[Supplied entries Boundary: Start]

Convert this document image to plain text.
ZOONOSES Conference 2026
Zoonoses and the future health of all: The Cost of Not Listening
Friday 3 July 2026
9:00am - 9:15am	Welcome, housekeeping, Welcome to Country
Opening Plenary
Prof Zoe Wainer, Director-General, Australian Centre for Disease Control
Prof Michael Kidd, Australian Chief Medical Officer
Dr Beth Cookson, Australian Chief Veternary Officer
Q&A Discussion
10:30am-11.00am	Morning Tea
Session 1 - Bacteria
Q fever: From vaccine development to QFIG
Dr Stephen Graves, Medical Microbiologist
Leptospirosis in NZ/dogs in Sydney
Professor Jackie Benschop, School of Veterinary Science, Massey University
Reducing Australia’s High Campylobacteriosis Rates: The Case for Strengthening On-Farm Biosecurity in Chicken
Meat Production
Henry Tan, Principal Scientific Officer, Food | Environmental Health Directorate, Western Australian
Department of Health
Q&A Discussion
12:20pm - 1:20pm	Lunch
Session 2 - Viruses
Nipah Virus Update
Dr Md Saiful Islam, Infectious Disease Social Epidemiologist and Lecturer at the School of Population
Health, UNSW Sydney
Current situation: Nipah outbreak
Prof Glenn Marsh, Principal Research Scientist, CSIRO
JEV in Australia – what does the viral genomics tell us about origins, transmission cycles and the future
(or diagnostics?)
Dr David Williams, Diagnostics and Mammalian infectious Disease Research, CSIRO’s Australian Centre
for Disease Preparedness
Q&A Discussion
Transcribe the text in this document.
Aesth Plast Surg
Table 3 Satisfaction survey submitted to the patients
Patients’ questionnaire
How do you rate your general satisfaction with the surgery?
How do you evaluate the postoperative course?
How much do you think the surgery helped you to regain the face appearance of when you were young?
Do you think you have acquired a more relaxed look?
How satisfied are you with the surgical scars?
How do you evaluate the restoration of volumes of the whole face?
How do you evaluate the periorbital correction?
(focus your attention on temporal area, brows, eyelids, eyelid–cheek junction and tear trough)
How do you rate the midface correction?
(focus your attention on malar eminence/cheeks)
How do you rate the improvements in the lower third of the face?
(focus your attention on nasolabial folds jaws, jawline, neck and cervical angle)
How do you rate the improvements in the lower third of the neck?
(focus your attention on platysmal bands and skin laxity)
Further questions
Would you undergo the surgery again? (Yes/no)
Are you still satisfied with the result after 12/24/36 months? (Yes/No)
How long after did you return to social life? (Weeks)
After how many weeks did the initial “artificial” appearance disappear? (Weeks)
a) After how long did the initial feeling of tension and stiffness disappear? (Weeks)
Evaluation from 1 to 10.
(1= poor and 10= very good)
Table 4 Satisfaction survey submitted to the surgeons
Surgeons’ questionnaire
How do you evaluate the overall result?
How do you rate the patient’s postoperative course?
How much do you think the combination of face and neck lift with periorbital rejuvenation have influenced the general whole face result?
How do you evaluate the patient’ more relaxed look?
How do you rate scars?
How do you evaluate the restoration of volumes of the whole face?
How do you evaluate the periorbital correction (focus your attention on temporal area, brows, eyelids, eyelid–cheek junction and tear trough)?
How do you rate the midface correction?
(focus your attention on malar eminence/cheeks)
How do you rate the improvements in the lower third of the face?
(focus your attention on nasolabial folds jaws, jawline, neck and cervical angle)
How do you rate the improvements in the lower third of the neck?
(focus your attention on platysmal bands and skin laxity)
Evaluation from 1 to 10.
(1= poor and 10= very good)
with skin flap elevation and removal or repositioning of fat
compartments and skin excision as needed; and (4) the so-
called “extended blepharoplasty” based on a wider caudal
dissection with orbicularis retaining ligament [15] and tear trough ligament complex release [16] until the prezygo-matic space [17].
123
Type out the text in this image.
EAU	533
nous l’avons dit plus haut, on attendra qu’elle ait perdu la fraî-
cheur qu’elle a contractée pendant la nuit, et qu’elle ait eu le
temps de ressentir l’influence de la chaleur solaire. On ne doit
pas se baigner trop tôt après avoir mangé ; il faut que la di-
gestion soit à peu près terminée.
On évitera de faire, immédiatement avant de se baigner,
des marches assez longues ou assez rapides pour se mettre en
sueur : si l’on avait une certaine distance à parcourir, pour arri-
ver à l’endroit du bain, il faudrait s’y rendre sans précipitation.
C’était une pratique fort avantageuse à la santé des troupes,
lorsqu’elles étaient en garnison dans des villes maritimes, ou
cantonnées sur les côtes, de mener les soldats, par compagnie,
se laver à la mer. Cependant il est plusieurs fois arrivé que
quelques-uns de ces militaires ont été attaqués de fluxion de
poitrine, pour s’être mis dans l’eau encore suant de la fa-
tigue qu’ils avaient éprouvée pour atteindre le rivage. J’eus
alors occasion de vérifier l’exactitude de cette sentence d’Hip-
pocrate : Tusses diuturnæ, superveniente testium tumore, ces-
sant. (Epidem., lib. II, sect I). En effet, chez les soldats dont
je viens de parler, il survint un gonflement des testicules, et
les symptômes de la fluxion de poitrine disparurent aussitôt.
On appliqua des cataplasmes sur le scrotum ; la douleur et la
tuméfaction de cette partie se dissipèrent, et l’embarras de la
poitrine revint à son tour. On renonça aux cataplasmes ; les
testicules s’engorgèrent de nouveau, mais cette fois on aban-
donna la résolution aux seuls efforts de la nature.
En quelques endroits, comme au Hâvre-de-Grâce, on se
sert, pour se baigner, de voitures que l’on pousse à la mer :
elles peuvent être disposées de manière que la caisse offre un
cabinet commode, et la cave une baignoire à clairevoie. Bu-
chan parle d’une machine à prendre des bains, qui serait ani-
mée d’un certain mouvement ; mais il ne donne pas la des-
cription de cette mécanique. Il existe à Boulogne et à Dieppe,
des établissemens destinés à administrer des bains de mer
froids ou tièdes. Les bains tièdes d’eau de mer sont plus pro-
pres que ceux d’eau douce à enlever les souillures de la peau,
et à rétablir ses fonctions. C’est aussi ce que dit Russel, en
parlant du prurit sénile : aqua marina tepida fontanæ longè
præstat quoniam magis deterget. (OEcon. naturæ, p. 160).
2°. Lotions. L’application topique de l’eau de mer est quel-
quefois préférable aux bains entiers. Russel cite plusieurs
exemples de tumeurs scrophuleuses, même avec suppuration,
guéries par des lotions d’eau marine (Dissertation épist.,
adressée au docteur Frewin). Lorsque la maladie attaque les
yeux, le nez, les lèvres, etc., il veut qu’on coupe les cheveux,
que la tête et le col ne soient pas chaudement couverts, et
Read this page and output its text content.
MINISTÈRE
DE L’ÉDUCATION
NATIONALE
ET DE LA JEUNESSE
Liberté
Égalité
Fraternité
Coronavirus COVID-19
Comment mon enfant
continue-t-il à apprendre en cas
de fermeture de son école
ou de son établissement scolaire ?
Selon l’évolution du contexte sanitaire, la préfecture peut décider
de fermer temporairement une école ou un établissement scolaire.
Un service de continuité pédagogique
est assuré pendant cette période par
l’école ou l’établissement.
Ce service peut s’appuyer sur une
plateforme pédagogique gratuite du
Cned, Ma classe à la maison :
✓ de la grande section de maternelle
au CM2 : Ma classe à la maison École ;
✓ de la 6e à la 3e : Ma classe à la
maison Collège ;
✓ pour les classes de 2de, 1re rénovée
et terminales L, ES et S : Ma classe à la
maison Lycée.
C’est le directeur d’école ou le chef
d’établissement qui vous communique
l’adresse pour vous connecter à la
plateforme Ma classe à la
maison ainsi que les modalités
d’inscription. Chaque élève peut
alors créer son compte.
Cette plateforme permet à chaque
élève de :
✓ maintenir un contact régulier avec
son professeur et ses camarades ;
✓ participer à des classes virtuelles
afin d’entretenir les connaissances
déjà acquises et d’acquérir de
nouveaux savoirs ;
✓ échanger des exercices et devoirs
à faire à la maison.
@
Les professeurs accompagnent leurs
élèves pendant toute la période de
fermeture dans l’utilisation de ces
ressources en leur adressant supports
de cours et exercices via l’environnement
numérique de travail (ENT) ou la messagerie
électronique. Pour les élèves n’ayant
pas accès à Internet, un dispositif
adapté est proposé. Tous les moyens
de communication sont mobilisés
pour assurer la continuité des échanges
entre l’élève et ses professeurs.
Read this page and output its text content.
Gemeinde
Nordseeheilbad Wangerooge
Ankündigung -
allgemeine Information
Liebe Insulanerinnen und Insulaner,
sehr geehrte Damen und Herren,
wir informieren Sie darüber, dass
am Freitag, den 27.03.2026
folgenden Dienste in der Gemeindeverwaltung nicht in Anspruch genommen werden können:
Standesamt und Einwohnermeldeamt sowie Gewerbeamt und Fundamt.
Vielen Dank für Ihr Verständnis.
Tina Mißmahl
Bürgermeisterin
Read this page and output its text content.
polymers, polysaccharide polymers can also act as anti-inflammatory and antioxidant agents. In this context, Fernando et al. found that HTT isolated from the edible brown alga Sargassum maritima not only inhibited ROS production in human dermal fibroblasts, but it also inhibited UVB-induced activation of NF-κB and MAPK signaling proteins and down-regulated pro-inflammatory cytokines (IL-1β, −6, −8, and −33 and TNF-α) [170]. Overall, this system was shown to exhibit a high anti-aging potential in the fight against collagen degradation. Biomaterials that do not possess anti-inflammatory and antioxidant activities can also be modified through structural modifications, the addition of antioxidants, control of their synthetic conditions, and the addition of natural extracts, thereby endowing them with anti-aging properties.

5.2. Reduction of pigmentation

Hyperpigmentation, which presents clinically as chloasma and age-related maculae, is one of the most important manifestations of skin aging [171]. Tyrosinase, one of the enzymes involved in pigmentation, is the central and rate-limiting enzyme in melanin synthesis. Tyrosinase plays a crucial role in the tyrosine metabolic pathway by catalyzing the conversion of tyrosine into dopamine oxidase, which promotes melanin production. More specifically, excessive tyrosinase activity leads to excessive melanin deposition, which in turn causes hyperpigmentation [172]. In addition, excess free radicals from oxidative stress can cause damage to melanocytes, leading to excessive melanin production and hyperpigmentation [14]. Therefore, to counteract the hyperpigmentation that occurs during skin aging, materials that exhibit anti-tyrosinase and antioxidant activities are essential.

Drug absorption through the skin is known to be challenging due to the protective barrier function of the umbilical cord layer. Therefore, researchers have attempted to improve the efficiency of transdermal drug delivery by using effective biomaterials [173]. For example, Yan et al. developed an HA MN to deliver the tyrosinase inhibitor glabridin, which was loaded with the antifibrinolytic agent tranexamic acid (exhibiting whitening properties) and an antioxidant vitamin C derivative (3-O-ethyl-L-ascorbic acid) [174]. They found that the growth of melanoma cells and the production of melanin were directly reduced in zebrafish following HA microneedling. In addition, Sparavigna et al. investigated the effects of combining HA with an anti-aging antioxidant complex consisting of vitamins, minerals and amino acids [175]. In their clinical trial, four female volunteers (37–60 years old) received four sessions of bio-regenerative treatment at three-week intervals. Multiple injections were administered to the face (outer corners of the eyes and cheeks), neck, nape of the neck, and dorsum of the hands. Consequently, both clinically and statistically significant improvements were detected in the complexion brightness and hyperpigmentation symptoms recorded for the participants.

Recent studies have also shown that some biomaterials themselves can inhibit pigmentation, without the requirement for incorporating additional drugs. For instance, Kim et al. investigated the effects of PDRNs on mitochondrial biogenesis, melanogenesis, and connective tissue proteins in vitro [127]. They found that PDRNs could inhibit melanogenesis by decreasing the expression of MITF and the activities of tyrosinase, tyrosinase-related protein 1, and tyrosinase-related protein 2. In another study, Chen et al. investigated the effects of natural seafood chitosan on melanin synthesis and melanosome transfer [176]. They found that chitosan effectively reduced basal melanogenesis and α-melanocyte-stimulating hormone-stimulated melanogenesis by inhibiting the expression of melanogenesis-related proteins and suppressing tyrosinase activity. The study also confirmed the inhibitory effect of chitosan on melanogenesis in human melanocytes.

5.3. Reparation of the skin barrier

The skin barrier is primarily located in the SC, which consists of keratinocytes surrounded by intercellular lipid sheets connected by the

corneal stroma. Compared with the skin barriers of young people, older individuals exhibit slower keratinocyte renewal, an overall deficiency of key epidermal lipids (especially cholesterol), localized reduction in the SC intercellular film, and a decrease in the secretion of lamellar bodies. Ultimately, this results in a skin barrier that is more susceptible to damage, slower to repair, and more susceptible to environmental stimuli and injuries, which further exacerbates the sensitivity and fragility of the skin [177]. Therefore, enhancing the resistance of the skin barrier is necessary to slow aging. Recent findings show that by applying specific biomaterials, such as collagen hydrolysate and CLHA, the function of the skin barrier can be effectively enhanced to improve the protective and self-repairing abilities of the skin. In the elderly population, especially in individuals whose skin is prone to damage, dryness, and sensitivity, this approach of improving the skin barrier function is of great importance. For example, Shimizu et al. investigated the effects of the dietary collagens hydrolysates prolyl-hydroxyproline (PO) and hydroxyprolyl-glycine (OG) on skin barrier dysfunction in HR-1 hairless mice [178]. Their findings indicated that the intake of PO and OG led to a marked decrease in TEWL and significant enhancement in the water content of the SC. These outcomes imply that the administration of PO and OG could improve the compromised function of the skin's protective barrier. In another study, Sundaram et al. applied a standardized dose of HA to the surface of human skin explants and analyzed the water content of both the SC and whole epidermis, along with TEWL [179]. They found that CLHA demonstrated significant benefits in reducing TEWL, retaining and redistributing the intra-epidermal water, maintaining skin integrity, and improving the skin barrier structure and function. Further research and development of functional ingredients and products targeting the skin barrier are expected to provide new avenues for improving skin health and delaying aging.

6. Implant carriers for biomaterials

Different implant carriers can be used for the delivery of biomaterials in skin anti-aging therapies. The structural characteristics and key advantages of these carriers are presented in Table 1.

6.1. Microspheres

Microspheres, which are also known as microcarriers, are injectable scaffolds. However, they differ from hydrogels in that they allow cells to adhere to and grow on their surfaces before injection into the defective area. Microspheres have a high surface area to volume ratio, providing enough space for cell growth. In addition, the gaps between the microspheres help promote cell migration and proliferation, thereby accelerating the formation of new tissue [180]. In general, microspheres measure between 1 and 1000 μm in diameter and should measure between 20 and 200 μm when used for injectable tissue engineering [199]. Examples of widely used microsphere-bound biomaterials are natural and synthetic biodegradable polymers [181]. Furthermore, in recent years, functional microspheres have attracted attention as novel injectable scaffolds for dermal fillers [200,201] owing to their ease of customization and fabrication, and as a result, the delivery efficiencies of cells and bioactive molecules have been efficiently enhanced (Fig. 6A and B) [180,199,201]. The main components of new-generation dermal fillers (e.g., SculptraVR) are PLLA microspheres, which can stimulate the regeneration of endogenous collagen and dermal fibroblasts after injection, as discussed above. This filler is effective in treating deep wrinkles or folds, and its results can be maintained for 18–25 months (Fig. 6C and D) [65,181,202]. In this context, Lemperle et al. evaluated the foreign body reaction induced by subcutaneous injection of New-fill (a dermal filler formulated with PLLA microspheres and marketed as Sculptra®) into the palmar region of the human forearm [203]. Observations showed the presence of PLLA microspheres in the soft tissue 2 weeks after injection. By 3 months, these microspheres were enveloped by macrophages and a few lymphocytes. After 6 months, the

[Supplied entries Boundary: End]

Only lines that contain "School" are needed, so copy each of them from the data.

Professor Jackie Benschop, School of Veterinary Science, Massey University
Dr Md Saiful Islam, Infectious Disease Social Epidemiologist and Lecturer at the School of Population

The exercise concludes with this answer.